== Provided data ==

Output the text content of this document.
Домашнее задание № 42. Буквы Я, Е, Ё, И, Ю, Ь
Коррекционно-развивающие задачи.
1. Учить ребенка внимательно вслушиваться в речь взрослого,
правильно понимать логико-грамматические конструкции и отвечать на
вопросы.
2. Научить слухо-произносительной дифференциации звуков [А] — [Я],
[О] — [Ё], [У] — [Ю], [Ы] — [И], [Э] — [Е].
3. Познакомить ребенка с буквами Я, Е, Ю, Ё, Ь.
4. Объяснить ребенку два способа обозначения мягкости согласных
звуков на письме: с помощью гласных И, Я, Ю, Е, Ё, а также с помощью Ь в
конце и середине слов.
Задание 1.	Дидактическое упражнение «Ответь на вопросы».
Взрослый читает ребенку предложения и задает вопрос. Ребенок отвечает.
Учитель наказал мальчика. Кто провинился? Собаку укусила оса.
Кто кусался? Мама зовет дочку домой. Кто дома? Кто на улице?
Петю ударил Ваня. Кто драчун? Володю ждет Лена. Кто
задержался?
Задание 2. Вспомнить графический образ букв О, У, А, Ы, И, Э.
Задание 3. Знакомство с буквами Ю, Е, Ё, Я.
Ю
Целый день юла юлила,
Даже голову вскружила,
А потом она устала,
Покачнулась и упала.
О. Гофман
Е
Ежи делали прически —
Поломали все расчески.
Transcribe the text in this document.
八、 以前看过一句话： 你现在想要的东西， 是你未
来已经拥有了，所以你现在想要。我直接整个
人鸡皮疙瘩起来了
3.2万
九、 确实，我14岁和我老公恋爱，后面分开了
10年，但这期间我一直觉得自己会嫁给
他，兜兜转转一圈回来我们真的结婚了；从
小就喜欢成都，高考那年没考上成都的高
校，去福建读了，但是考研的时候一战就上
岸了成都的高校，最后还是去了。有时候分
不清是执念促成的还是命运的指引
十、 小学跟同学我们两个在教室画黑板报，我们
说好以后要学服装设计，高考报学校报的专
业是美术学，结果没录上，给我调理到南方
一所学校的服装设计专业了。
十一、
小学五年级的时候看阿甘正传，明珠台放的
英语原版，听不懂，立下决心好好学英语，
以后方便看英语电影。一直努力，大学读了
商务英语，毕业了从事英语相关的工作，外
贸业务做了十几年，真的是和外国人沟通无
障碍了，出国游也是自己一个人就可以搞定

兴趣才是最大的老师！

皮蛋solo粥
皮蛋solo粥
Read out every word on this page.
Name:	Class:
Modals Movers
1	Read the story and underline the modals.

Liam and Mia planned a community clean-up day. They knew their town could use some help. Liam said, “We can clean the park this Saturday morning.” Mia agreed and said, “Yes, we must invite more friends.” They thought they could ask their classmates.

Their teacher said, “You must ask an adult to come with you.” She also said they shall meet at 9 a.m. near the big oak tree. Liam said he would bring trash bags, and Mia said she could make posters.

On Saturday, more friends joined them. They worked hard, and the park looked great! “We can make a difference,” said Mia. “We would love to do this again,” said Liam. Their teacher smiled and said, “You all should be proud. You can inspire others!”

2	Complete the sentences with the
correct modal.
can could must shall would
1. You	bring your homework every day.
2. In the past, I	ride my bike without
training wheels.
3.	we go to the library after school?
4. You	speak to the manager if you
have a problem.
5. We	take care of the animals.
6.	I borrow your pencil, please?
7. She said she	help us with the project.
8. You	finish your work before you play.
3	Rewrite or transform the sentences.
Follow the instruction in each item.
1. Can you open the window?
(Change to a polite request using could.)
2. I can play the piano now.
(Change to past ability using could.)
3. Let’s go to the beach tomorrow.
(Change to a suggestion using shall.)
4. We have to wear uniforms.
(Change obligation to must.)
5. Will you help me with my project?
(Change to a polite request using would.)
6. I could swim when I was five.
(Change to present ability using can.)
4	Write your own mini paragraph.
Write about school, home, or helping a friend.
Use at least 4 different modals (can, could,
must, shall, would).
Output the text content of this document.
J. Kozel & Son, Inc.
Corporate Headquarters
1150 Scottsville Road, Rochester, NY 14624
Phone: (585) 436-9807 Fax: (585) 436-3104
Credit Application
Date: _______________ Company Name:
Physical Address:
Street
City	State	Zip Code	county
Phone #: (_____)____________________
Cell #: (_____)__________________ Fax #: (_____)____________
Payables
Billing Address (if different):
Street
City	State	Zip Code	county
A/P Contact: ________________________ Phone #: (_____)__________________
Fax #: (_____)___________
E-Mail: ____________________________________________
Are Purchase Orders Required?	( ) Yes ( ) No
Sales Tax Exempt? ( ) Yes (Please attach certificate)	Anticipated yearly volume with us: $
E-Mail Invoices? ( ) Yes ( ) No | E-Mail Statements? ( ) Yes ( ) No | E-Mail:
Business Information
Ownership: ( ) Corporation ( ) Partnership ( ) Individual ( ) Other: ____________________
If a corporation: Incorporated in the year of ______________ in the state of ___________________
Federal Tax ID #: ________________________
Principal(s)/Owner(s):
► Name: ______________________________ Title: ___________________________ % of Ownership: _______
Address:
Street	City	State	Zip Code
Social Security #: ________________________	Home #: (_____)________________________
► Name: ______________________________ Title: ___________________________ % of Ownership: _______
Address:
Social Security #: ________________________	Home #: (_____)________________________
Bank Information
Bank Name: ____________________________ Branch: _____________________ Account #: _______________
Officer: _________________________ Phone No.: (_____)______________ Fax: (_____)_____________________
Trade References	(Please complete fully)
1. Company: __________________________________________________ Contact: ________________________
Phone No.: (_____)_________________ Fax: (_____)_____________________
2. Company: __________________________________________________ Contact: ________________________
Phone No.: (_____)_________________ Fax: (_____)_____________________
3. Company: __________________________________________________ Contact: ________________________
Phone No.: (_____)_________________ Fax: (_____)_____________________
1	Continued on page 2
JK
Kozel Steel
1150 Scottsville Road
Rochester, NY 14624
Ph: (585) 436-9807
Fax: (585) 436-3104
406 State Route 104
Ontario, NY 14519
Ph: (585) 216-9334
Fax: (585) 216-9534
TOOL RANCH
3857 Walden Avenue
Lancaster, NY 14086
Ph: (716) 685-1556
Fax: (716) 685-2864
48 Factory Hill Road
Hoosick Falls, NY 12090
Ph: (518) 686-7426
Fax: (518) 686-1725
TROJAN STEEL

===

> **Do this**
From the listing above, copy out each line where the word "said" appears.

> **The reply**
Liam and Mia planned a community clean-up day. They knew their town could use some help. Liam said, “We can clean the park this Saturday morning.” Mia agreed and said, “Yes, we must invite more friends.” They thought they could ask their classmates.
Their teacher said, “You must ask an adult to come with you.” She also said they shall meet at 9 a.m. near the big oak tree. Liam said he would bring trash bags, and Mia said she could make posters.
On Saturday, more friends joined them. They worked hard, and the park looked great! “We can make a difference,” said Mia. “We would love to do this again,” said Liam. Their teacher smiled and said, “You all should be proud. You can inspire others!”
7. She said she	help us with the project.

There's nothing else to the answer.